EXTRACTED INFORMATION:
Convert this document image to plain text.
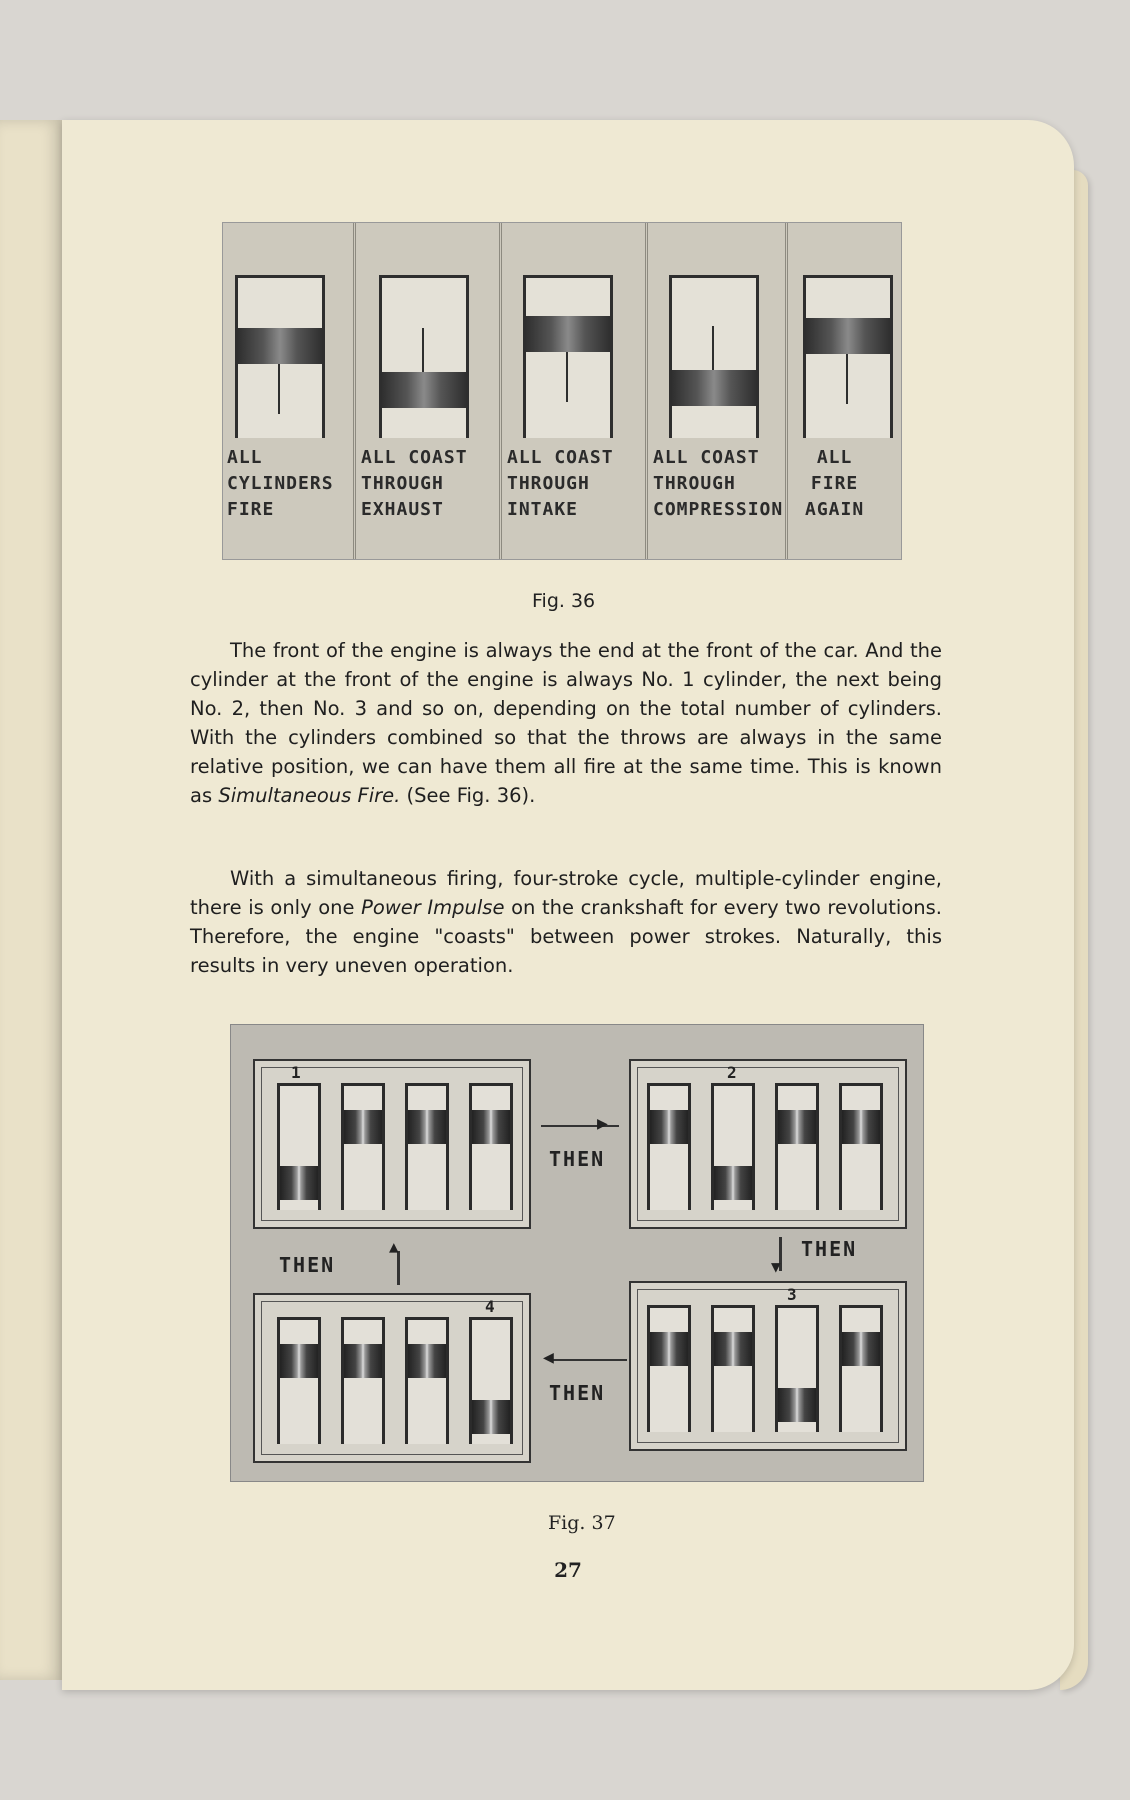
ALL
CYLINDERS
FIRE
ALL COAST
THROUGH
EXHAUST
ALL COAST
THROUGH
INTAKE
ALL COAST
THROUGH
COMPRESSION
ALL
FIRE
AGAIN
Fig. 36

The front of the engine is always the end at the front of the car. And the cylinder at the front of the engine is always No. 1 cylinder, the next being No. 2, then No. 3 and so on, depending on the total number of cylinders. With the cylinders combined so that the throws are always in the same relative position, we can have them all fire at the same time. This is known as Simultaneous Fire. (See Fig. 36).

With a simultaneous firing, four-stroke cycle, multiple-cylinder engine, there is only one Power Impulse on the crankshaft for every two revolutions. Therefore, the engine "coasts" between power strokes. Naturally, this results in very uneven operation.

1	2
4
3
▶
THEN
▼
THEN
◀
THEN
▲
THEN
Fig. 37
27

TO BE DONE:
Output the lines above in full and exactly as given, omitting any pictures.

COMPLETED TASK:
Convert this document image to plain text.
ALL
CYLINDERS
FIRE
ALL COAST
THROUGH
EXHAUST
ALL COAST
THROUGH
INTAKE
ALL COAST
THROUGH
COMPRESSION
ALL
FIRE
AGAIN
Fig. 36

The front of the engine is always the end at the front of the car. And the cylinder at the front of the engine is always No. 1 cylinder, the next being No. 2, then No. 3 and so on, depending on the total number of cylinders. With the cylinders combined so that the throws are always in the same relative position, we can have them all fire at the same time. This is known as Simultaneous Fire. (See Fig. 36).

With a simultaneous firing, four-stroke cycle, multiple-cylinder engine, there is only one Power Impulse on the crankshaft for every two revolutions. Therefore, the engine "coasts" between power strokes. Naturally, this results in very uneven operation.

1	2
4
3
▶
THEN
▼
THEN
◀
THEN
▲
THEN
Fig. 37
27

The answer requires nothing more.